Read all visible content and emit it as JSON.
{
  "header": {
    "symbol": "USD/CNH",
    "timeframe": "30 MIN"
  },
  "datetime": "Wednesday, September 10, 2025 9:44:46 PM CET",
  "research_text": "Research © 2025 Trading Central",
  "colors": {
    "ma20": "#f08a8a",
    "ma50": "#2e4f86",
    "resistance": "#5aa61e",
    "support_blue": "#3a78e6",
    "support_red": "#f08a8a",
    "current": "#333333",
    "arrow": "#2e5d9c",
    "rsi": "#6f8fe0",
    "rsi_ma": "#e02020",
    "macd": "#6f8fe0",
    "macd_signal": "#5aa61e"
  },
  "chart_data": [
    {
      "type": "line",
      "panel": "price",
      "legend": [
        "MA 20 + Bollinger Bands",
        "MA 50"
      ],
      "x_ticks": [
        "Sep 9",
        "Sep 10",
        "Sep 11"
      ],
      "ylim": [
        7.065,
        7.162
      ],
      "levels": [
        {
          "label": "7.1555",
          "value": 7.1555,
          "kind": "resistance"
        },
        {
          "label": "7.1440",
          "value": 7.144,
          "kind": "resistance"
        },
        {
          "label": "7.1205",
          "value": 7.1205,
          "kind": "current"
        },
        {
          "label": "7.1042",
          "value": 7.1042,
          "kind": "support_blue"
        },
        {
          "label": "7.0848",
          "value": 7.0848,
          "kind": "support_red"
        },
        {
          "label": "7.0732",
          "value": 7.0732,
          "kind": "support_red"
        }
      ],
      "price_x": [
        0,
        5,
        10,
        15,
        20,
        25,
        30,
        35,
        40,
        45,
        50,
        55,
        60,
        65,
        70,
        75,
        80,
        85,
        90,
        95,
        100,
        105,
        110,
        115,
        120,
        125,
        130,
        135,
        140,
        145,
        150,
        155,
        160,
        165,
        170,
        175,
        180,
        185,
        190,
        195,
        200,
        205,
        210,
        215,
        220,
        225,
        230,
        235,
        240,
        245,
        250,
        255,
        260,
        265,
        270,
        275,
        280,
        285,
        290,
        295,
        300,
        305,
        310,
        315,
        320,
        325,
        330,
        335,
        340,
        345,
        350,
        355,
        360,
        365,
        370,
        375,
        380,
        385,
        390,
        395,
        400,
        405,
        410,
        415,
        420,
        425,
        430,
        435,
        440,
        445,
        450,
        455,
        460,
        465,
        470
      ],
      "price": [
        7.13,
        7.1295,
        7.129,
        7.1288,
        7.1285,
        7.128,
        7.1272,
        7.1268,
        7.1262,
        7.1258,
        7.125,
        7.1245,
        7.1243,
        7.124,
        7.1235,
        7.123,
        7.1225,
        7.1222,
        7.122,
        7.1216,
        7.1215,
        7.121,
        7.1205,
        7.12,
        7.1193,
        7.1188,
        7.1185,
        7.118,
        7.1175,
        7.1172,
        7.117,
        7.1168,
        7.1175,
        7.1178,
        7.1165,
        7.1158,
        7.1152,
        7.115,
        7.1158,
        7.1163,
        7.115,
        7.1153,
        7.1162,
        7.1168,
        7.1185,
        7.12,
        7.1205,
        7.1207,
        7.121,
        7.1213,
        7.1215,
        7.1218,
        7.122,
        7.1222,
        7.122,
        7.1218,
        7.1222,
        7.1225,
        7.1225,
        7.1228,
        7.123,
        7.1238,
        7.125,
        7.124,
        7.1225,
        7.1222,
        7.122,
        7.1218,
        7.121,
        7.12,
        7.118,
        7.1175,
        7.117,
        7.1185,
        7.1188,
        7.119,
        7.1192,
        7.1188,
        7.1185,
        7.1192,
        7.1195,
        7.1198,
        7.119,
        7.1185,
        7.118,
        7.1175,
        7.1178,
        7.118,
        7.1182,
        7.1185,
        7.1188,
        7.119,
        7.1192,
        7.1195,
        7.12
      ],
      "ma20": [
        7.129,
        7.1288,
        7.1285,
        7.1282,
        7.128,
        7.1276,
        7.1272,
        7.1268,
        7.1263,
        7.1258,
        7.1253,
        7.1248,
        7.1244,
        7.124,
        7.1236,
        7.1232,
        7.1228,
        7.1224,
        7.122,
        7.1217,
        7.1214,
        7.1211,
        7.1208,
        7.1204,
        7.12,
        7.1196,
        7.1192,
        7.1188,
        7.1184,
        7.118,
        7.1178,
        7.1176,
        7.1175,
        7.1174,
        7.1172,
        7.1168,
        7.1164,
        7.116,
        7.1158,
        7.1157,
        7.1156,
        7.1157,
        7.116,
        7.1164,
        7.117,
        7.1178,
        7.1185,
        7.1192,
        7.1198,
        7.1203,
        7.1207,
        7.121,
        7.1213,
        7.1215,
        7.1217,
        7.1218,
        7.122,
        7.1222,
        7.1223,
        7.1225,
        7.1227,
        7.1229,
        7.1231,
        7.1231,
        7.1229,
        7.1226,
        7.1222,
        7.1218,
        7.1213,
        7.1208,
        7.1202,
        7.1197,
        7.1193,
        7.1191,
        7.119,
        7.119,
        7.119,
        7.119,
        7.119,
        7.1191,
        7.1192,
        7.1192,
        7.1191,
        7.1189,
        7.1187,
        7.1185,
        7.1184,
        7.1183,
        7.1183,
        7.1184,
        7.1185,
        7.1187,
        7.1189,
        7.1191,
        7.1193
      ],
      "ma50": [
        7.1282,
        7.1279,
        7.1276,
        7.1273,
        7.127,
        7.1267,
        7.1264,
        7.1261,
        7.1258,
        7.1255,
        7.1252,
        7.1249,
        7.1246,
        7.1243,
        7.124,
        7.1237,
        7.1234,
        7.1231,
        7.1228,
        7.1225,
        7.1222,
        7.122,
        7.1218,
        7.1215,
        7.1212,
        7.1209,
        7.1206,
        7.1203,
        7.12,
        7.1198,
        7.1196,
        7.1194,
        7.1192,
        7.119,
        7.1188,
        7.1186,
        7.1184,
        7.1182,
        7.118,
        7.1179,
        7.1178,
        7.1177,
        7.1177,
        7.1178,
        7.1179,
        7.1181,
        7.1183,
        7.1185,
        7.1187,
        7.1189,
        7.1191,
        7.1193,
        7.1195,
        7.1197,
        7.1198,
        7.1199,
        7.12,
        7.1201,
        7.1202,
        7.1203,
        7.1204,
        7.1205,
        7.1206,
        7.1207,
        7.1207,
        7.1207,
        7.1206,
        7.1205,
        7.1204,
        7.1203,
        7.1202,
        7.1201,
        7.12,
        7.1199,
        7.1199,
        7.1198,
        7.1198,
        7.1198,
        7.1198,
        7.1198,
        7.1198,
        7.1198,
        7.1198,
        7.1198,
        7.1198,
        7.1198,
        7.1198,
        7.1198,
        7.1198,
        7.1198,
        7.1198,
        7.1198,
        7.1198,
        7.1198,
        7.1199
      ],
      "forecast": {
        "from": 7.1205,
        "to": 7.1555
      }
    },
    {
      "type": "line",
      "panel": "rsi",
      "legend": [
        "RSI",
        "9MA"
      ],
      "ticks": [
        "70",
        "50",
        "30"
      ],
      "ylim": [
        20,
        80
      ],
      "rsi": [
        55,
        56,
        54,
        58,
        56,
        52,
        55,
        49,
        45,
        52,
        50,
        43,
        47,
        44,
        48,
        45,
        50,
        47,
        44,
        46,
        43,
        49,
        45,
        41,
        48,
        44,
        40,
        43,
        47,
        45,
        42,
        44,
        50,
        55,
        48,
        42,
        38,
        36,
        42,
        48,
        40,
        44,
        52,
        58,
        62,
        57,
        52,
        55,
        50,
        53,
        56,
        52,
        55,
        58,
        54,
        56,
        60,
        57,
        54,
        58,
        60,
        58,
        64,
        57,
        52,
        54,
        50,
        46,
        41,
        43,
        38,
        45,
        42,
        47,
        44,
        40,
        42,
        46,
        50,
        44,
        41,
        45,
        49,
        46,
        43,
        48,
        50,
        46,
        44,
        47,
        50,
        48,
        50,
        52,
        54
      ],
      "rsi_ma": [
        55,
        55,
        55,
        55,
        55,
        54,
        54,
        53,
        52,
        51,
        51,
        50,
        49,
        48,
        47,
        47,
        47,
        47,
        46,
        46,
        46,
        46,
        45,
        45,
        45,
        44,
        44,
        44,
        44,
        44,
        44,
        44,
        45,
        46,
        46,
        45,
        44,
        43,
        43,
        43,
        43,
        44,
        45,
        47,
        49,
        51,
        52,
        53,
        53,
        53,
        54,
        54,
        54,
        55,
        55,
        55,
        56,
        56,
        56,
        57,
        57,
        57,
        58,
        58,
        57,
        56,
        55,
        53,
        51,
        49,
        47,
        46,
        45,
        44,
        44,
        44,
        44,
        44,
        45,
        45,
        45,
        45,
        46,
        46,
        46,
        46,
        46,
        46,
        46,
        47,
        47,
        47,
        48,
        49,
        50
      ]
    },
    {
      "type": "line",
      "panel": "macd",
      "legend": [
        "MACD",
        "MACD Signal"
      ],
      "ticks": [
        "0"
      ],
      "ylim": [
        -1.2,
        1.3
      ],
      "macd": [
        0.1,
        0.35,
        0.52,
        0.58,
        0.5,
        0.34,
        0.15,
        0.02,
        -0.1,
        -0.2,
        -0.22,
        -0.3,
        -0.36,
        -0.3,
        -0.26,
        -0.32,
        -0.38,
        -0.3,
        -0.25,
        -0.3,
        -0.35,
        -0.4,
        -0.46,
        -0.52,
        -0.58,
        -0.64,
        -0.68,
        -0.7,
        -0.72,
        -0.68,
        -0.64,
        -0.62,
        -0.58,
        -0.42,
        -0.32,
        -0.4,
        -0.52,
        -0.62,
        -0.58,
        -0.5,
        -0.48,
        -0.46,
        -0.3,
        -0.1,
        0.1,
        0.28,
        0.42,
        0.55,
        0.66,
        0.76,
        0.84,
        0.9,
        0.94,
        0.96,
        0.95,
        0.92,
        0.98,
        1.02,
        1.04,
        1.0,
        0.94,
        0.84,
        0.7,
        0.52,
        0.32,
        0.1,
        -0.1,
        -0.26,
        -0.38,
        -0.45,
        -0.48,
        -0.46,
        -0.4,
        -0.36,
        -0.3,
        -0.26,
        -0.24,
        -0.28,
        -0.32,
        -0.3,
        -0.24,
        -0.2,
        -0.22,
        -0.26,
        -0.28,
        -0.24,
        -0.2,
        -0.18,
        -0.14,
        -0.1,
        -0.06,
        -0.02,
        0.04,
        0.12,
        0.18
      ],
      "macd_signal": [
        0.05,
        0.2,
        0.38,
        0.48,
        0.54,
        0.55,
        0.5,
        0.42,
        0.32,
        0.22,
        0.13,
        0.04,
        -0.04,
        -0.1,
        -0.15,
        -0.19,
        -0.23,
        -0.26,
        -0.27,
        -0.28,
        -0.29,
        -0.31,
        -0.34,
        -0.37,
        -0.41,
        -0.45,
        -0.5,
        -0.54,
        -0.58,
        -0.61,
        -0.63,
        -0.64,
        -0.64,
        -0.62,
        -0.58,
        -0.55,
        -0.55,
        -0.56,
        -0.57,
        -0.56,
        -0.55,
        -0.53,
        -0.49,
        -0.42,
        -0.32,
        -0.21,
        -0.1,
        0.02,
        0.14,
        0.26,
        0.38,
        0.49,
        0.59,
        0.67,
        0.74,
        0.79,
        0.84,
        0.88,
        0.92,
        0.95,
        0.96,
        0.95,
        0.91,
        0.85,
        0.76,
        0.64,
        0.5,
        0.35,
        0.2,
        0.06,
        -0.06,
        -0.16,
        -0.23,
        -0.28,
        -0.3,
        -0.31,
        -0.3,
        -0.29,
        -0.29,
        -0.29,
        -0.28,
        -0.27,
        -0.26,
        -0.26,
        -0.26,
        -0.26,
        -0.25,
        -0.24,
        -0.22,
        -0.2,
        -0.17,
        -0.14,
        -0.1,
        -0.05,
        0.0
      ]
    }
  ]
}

§ WHAT YOU ARE ASKED TO DO: Where a line above holds the string "label", show that line.

§ REPLY TO THE EXERCISE:
          "label": "7.1555",
          "label": "7.1440",
          "label": "7.1205",
          "label": "7.1042",
          "label": "7.0848",
          "label": "7.0732",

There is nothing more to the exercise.